→ **Given data**:

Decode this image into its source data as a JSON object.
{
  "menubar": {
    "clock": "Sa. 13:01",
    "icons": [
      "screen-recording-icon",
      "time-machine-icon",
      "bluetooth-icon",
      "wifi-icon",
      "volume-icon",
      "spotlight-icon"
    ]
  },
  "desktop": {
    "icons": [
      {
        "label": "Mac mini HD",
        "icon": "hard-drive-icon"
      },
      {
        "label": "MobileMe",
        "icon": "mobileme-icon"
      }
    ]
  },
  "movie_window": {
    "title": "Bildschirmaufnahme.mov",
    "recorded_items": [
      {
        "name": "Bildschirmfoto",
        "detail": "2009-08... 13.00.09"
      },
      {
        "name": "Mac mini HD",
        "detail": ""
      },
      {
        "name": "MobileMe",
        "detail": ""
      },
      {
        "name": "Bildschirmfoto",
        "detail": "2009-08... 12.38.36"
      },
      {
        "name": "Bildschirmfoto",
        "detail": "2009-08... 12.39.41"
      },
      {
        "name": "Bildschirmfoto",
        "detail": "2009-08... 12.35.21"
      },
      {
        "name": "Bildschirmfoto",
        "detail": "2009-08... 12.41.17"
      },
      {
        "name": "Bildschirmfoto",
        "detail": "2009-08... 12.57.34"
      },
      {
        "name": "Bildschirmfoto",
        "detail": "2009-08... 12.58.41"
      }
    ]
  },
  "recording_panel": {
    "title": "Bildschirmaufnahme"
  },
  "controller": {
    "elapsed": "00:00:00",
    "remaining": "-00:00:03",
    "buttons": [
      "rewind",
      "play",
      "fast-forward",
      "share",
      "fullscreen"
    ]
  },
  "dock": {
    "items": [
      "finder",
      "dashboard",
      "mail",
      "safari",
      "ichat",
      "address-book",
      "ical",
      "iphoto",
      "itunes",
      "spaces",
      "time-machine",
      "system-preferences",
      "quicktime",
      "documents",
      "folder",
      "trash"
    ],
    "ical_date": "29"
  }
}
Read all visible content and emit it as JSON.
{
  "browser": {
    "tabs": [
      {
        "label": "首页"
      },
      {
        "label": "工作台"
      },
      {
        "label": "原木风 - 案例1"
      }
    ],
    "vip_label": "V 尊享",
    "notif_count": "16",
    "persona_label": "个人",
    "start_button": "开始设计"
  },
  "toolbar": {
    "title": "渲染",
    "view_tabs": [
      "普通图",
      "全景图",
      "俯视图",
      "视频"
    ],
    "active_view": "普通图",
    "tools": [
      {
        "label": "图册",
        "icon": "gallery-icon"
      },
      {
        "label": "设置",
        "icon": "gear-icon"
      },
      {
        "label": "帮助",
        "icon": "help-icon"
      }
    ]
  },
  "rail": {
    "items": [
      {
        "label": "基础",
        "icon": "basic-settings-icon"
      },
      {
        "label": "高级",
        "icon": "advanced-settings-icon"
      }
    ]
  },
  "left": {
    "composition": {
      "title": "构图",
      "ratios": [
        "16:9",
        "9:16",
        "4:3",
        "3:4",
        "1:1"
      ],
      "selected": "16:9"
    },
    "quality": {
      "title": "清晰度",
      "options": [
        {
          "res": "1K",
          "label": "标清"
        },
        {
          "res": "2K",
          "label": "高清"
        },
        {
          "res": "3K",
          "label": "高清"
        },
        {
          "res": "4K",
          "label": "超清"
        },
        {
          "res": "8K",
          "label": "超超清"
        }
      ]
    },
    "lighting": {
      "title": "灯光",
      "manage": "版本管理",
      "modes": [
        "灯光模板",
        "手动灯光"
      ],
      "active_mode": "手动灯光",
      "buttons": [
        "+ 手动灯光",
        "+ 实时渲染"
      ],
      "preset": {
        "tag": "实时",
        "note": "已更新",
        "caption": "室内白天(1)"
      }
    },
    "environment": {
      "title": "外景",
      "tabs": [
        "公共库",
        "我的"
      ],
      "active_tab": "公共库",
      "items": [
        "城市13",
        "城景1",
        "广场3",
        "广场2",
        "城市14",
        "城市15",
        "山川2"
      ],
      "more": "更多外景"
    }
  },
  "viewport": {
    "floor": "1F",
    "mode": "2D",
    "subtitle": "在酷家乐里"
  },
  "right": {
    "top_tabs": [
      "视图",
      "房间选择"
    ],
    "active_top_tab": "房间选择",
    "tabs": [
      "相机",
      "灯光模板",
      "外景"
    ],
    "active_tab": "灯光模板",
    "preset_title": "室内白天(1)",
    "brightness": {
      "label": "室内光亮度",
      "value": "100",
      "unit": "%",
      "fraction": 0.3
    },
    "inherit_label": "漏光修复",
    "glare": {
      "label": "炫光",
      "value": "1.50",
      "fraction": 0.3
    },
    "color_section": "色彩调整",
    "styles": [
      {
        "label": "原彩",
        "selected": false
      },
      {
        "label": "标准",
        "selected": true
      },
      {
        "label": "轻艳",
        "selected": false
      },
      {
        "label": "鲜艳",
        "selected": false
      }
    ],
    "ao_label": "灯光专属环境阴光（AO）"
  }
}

→ **Task directions**:
Extract every line containing the string "detail" from the data above.

→ **Response to the task**:
        "detail": "2009-08... 13.00.09"
        "detail": ""
        "detail": ""
        "detail": "2009-08... 12.38.36"
        "detail": "2009-08... 12.39.41"
        "detail": "2009-08... 12.35.21"
        "detail": "2009-08... 12.41.17"
        "detail": "2009-08... 12.57.34"
        "detail": "2009-08... 12.58.41"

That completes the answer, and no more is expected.